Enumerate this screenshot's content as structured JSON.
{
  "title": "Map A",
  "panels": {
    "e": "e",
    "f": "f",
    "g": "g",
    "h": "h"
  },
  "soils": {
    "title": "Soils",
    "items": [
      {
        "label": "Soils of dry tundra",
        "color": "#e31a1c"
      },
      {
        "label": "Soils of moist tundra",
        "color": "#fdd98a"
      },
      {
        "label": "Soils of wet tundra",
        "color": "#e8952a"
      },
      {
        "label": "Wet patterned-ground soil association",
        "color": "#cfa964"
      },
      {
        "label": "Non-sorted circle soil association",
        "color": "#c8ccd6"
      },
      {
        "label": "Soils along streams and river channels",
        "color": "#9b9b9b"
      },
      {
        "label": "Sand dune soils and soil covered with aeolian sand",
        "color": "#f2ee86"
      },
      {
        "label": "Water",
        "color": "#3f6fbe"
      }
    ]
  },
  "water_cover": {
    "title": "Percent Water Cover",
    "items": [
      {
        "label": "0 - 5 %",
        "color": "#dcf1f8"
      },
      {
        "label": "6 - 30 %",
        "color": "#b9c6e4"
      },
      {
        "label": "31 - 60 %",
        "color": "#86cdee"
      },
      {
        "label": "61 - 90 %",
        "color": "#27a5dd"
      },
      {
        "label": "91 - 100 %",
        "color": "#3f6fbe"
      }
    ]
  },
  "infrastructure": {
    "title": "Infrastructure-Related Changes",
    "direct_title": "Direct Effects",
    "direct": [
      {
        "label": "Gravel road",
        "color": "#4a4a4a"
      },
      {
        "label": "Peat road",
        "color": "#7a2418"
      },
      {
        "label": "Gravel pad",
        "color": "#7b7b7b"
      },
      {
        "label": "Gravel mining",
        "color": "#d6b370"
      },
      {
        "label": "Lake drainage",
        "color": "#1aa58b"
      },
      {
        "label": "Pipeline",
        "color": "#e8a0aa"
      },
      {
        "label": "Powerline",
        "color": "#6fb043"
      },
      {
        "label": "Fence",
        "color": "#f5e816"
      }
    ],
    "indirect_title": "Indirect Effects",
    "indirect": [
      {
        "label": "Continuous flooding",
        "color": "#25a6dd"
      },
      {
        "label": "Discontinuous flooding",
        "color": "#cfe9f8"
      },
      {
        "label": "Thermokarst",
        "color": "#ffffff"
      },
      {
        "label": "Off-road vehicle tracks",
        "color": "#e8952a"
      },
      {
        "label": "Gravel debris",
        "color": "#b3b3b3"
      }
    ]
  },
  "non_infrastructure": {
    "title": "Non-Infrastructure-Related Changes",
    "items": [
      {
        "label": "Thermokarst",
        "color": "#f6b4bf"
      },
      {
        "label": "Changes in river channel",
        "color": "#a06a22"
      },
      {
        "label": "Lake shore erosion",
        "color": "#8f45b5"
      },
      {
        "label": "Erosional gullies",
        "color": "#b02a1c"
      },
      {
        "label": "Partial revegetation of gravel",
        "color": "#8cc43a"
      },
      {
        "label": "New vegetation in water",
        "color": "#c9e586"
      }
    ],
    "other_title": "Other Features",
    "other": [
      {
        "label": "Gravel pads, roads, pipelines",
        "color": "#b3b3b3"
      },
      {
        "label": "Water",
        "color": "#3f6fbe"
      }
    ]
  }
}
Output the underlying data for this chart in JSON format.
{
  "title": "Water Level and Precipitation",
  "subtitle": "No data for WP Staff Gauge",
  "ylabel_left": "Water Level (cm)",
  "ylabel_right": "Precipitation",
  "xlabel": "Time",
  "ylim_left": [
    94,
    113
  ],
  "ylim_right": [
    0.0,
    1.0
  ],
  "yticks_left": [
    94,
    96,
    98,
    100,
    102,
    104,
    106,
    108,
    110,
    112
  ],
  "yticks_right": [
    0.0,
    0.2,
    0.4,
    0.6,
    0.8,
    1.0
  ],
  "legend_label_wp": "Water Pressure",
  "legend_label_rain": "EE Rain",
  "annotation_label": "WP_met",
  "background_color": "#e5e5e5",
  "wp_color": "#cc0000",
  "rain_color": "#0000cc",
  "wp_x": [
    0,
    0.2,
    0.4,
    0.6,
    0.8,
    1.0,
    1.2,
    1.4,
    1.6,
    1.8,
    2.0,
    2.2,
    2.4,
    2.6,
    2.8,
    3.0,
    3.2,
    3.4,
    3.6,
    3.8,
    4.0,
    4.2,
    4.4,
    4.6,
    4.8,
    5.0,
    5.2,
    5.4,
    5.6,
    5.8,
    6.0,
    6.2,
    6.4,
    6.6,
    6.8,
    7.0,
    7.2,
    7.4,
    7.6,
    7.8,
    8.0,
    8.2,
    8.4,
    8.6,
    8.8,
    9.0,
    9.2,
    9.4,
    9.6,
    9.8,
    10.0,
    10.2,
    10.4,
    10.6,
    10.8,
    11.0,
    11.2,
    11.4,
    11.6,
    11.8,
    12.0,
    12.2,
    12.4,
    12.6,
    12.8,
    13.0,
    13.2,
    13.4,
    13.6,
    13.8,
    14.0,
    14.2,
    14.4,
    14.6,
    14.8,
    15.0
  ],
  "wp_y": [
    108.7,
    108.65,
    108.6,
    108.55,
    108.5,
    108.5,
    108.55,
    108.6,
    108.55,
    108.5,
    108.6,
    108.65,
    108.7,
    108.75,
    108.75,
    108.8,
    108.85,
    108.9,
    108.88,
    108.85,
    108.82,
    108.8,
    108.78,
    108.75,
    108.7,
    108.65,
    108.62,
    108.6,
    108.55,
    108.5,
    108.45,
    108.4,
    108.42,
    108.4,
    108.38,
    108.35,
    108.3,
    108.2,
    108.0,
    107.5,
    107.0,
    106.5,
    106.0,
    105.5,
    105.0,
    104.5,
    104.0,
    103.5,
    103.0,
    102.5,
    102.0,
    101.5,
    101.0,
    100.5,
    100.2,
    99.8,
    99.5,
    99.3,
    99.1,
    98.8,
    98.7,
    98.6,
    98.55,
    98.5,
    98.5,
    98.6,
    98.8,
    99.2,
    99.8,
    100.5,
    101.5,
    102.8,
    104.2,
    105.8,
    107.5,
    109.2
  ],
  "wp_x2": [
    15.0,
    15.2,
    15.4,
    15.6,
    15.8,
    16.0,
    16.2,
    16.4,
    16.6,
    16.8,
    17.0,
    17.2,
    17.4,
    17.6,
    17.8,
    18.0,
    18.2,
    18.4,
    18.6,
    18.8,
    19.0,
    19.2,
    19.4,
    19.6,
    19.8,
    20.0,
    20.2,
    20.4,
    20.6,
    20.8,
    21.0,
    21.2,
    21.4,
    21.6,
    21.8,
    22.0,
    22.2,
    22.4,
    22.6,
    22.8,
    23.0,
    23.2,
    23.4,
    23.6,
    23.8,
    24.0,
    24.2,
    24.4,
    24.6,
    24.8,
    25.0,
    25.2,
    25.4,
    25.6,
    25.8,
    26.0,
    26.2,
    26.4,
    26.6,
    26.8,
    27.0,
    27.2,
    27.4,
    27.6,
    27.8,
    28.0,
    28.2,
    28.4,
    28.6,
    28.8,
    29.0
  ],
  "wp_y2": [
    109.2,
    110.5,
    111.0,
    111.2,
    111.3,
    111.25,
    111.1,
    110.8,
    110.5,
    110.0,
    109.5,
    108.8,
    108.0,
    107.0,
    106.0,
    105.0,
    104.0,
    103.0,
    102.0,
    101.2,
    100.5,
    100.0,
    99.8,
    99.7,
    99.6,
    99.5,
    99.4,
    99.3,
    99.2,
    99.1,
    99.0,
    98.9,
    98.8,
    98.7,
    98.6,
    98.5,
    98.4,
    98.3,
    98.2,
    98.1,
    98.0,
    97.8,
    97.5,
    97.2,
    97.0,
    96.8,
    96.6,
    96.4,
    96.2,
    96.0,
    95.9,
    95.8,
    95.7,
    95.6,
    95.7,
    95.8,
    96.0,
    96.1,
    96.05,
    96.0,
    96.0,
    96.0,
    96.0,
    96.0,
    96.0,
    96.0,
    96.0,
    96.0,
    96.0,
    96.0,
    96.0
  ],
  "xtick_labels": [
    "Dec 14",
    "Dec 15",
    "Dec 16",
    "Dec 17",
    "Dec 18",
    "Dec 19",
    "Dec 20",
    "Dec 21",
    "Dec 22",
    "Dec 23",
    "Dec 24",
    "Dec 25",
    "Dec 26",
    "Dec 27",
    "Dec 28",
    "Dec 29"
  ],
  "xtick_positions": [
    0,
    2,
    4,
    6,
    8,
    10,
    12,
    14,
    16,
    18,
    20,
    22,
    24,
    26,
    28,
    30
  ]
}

■ GIVEN TASK
Scan the entries above for the word "tundra" and collect each line holding it.

■ RESULT
        "label": "Soils of dry tundra",
        "label": "Soils of moist tundra",
        "label": "Soils of wet tundra",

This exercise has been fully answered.